--- Begin Source excerpt ---

4 Sharing and Preservation

Sharing data is more than presenting data in your published research paper. Sharing data means providing the data and documentation needed to reproduce your study.

Why Share Data?

  • Increase research impact: those who make use of your data and cite it in their own research will help to increase your impact within your field and beyond it. Users of your data may include those in other disciplines, sectors, and countries. There is evidence that studies that make their data available receive 9%-30% more citations than those who do not (See Piowar, H. and Vision, T.J. (2013) “Data reuse and the open data citation advantage.” https://peerj.com/articles/175/
  • Scientific integrity: publishing your data and citing its location in published research papers can allow others to replicate, validate, or correct your results, thereby improving the scientific record
  • Your own future use: by preparing your data for sharing with others, you will benefit by being able to identify, retrieve, and understand the data yourself after you have lost familiarity with it, perhaps several years hence
  • Teaching purposes: your data may be ideal for students to learn how to collect and analyze similar types of data themselves
  • Funding mandates: Grant funders, public and private, are increasingly mandating data sharing so as to avoid duplication of effort and save costs (examples: Data Sharing Requirements by Federal Agency).
  • Publisher mandates: increasingly, publishers insist that underlying data be made available both to peer reviewers and upon request by subsequent readers of the article.

(adapted from The Open University (2021). “Why Share Data?”.)

How to Share Your Data

“Final Research Data” is data generated during a project that is needed to validate or recreate the results and conclusion of the completed study. The scope of “Final Research Data” may vary between projects, and it is the responsibility of the Principal Investigator to determine and justify the scope of their Final Research Data within their Data Management Plan.

Before sharing your data, you want to properly prepare it so that the data adheres to any legal and privacy restrictions. Data should be documented so that others can effectively review and reuse the data.

--- End Source excerpt ---
--- Begin Records ---

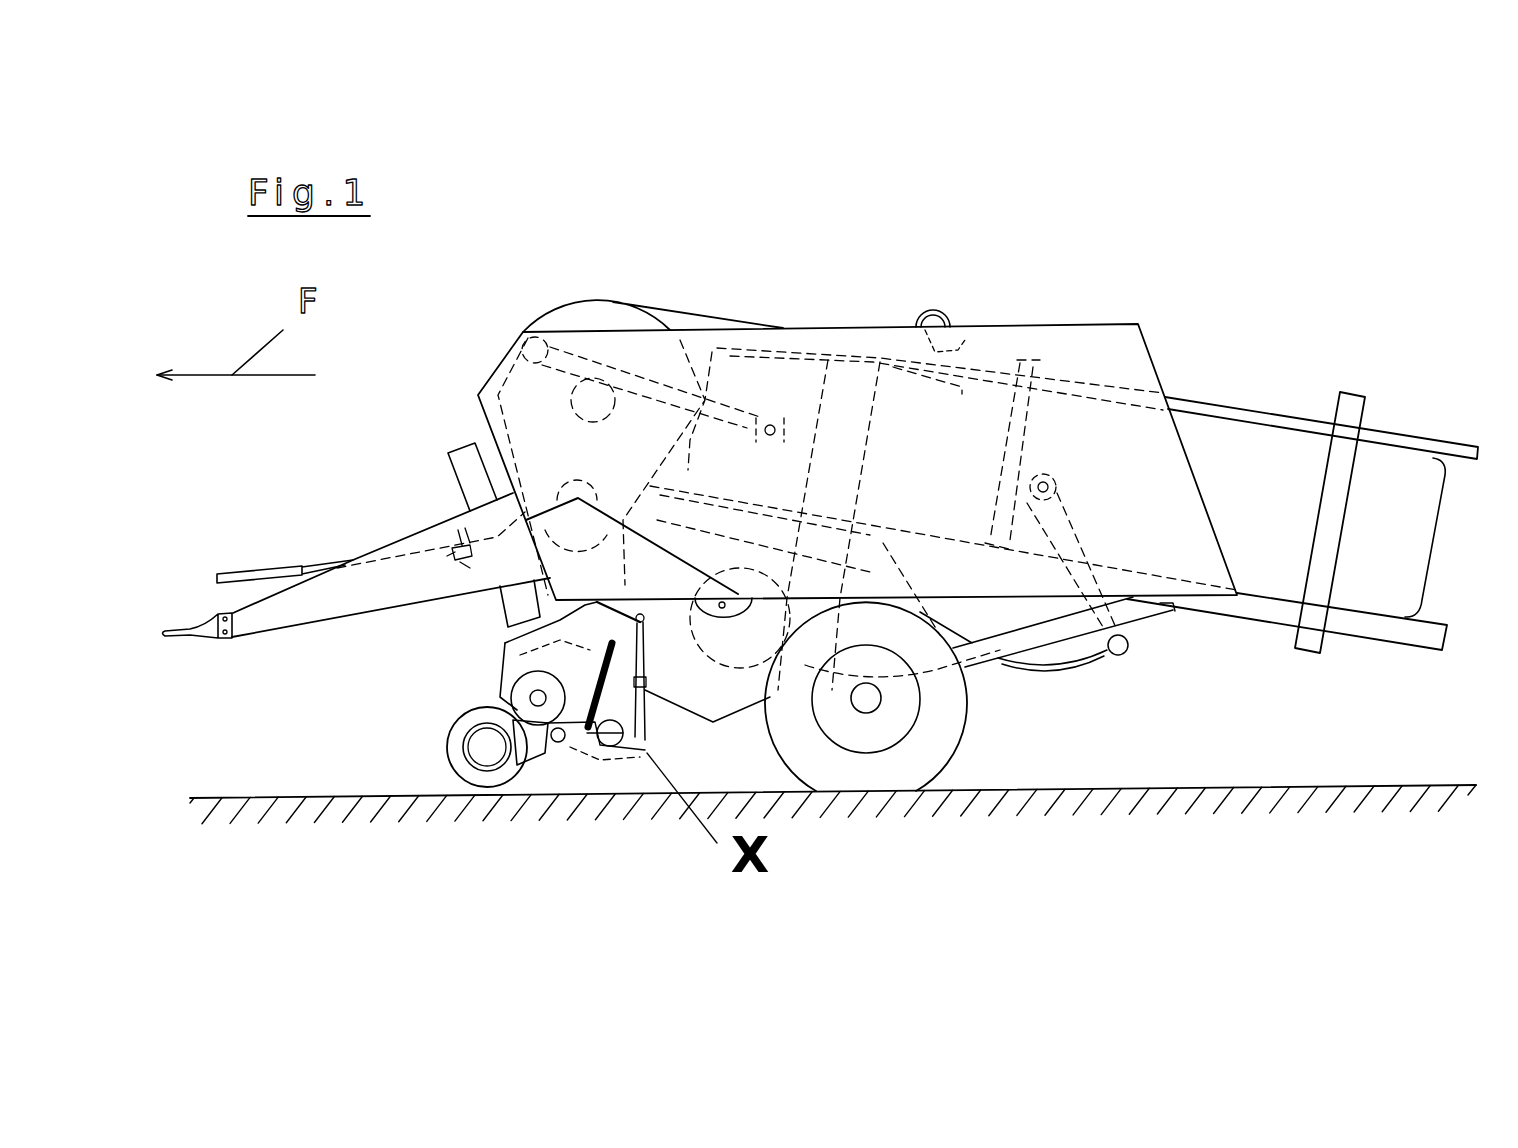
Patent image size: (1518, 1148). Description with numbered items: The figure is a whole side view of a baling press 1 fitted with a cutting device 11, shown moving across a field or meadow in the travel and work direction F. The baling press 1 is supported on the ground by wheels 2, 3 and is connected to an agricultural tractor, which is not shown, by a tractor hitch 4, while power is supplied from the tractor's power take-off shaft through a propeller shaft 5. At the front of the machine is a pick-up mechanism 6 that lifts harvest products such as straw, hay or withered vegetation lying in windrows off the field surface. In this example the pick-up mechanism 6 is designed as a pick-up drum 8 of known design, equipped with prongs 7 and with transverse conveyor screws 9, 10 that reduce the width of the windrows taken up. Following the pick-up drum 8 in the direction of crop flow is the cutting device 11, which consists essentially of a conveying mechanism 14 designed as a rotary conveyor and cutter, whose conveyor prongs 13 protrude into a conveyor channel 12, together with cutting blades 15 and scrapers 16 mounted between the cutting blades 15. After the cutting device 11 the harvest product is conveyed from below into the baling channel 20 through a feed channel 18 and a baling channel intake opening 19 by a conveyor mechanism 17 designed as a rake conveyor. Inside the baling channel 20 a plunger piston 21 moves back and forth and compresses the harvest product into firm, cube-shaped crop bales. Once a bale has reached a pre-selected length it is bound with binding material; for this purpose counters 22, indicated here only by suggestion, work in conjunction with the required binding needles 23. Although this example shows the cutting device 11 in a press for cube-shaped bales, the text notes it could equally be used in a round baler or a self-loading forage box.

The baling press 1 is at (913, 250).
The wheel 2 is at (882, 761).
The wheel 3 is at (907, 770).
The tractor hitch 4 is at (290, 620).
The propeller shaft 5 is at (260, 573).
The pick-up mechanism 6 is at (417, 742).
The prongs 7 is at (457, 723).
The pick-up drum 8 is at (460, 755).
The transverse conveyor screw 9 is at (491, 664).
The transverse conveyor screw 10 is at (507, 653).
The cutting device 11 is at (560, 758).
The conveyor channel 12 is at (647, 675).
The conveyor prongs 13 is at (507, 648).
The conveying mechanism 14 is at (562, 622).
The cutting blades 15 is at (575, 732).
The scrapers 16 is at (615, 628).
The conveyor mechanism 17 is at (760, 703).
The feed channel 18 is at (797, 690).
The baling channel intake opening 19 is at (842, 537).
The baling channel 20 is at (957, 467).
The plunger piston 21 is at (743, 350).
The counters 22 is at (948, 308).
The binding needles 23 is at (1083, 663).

--- End Records ---

Things to do —
1. List every reason the data-sharing text gives for sharing data, using the bold-style label that opens each point.
2. Edit the records from their start through the line containing "The pick-up drum 8 is at (460, 755).", replacing "meadow" with "pasture" and changing nothing else. Give only that part, without the pictures.
The text and the records come from unrelated sources.

Outputs for the tasks —
1.
Increase research impact
Scientific integrity
Your own future use
Teaching purposes
Funding mandates
Publisher mandates

2.
Patent image size: (1518, 1148). Description with numbered items: The figure is a whole side view of a baling press 1 fitted with a cutting device 11, shown moving across a field or pasture in the travel and work direction F. The baling press 1 is supported on the ground by wheels 2, 3 and is connected to an agricultural tractor, which is not shown, by a tractor hitch 4, while power is supplied from the tractor's power take-off shaft through a propeller shaft 5. At the front of the machine is a pick-up mechanism 6 that lifts harvest products such as straw, hay or withered vegetation lying in windrows off the field surface. In this example the pick-up mechanism 6 is designed as a pick-up drum 8 of known design, equipped with prongs 7 and with transverse conveyor screws 9, 10 that reduce the width of the windrows taken up. Following the pick-up drum 8 in the direction of crop flow is the cutting device 11, which consists essentially of a conveying mechanism 14 designed as a rotary conveyor and cutter, whose conveyor prongs 13 protrude into a conveyor channel 12, together with cutting blades 15 and scrapers 16 mounted between the cutting blades 15. After the cutting device 11 the harvest product is conveyed from below into the baling channel 20 through a feed channel 18 and a baling channel intake opening 19 by a conveyor mechanism 17 designed as a rake conveyor. Inside the baling channel 20 a plunger piston 21 moves back and forth and compresses the harvest product into firm, cube-shaped crop bales. Once a bale has reached a pre-selected length it is bound with binding material; for this purpose counters 22, indicated here only by suggestion, work in conjunction with the required binding needles 23. Although this example shows the cutting device 11 in a press for cube-shaped bales, the text notes it could equally be used in a round baler or a self-loading forage box.

The baling press 1 is at (913, 250).
The wheel 2 is at (882, 761).
The wheel 3 is at (907, 770).
The tractor hitch 4 is at (290, 620).
The propeller shaft 5 is at (260, 573).
The pick-up mechanism 6 is at (417, 742).
The prongs 7 is at (457, 723).
The pick-up drum 8 is at (460, 755).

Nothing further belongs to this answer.